- Records for the exercise
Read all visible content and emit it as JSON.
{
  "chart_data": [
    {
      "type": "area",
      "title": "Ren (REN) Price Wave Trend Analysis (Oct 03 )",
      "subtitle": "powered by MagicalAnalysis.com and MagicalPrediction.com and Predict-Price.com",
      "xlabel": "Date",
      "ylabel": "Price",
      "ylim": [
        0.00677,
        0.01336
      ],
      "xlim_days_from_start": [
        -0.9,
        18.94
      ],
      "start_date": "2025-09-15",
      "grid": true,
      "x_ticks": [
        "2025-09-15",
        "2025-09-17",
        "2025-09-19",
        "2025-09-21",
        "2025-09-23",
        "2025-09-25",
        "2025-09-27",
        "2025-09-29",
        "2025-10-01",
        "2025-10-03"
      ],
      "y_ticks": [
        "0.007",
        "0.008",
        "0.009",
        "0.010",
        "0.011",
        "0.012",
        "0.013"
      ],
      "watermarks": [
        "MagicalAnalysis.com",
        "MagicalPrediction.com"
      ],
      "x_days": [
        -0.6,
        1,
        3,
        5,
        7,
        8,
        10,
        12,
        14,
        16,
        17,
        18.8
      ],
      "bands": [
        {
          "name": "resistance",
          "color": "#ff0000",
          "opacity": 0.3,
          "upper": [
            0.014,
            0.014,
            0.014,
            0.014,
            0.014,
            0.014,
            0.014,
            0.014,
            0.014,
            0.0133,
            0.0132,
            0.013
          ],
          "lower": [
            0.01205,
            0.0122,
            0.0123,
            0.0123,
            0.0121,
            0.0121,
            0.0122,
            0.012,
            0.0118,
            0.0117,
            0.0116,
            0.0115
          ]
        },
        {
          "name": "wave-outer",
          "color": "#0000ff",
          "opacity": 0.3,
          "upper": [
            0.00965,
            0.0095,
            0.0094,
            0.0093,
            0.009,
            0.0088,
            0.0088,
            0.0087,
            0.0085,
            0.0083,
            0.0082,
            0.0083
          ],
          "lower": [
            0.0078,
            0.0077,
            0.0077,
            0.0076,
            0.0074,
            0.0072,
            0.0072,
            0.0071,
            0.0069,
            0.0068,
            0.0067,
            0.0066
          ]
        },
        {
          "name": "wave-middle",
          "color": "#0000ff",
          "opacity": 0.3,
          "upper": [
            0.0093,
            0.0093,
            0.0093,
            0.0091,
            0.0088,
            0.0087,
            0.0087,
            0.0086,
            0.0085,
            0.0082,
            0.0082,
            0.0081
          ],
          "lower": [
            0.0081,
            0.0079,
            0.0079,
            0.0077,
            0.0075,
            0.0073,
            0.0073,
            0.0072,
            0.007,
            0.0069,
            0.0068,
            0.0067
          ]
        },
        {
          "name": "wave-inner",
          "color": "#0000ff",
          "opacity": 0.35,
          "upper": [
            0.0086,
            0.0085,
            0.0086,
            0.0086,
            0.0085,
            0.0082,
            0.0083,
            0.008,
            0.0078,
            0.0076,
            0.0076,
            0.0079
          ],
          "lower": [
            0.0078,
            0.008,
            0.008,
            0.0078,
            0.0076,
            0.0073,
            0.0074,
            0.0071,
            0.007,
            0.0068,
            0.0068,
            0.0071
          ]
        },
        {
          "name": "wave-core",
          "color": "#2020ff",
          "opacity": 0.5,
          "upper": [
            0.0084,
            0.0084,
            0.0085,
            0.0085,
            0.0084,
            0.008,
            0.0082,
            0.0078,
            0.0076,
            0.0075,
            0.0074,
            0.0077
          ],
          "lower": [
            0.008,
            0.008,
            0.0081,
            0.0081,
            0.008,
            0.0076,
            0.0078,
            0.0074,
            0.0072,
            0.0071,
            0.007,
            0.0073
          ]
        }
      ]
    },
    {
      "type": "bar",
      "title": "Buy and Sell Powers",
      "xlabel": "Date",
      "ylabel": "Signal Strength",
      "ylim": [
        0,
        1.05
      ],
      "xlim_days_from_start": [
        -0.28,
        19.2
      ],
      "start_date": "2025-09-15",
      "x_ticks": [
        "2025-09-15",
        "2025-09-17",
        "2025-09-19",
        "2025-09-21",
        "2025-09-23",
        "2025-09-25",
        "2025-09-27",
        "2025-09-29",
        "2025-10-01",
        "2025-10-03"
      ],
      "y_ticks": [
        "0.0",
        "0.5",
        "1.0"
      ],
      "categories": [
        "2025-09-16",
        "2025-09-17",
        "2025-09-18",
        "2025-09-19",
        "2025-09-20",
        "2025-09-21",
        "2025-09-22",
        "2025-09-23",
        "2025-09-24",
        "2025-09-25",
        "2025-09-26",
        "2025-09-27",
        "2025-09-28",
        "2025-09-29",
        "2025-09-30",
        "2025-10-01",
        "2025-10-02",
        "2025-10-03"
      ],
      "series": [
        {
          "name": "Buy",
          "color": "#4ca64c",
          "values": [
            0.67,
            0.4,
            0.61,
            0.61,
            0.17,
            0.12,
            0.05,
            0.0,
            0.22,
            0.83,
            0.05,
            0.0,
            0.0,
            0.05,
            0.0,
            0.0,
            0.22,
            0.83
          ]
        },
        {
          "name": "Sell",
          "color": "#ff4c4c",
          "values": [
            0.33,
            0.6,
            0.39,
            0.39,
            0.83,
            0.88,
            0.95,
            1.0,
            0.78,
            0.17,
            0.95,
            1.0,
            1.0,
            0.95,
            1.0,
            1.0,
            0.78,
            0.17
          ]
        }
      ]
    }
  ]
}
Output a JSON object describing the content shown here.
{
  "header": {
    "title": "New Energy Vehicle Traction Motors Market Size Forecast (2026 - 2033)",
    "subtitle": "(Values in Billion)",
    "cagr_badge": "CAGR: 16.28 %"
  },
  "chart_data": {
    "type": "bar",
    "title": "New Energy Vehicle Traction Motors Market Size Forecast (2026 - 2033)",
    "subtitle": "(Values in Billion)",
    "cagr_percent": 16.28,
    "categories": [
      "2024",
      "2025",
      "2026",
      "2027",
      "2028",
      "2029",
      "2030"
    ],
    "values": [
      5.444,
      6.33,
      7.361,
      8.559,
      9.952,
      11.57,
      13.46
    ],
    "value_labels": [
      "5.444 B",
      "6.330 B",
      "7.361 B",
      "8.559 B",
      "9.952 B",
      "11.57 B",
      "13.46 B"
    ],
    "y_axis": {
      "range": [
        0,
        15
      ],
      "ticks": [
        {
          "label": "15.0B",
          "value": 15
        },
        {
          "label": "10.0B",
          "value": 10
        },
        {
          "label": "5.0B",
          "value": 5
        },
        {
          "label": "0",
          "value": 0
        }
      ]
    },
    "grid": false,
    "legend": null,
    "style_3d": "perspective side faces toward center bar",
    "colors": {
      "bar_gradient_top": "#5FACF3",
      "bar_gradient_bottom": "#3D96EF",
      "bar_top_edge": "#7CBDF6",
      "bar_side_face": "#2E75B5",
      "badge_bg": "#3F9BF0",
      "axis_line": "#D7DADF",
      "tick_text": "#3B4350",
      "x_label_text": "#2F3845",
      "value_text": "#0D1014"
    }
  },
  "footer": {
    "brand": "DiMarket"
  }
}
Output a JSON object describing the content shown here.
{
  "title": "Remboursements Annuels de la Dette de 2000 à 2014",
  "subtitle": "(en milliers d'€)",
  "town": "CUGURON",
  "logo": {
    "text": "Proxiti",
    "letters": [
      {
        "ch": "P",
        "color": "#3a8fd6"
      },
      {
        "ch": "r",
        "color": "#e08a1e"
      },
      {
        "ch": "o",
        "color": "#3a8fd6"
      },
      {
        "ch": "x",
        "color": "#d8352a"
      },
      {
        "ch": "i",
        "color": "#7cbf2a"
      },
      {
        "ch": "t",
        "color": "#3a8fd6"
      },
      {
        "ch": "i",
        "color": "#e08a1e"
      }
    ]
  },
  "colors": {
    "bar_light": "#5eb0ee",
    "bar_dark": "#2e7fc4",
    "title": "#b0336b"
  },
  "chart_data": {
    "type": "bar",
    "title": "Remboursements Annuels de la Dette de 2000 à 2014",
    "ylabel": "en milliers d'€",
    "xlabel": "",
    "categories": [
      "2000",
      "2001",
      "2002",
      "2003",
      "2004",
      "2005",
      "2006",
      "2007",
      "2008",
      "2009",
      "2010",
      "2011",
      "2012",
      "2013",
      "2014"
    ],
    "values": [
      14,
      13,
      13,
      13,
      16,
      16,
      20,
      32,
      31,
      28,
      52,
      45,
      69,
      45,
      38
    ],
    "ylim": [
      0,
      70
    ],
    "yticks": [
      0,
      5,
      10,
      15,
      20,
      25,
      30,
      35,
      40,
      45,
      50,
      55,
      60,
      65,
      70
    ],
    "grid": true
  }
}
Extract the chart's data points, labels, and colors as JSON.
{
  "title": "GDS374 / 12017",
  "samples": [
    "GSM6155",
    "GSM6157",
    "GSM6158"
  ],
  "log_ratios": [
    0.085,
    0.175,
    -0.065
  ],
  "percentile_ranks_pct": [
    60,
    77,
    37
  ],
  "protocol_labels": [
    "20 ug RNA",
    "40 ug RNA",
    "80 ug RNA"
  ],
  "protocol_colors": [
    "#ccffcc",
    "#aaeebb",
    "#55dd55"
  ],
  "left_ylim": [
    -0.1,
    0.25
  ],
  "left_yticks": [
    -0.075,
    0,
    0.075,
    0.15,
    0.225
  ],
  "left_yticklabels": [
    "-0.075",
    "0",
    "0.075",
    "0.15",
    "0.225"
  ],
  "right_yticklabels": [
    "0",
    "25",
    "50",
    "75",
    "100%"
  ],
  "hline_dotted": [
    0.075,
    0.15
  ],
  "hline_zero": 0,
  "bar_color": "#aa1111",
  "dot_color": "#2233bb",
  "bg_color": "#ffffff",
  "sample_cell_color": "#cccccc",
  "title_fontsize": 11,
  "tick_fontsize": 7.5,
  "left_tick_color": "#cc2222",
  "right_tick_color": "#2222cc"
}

- What is needed
Give the number of lines in the listing above that hold the string "MagicalPrediction", with nothing else.

- Worked solution
2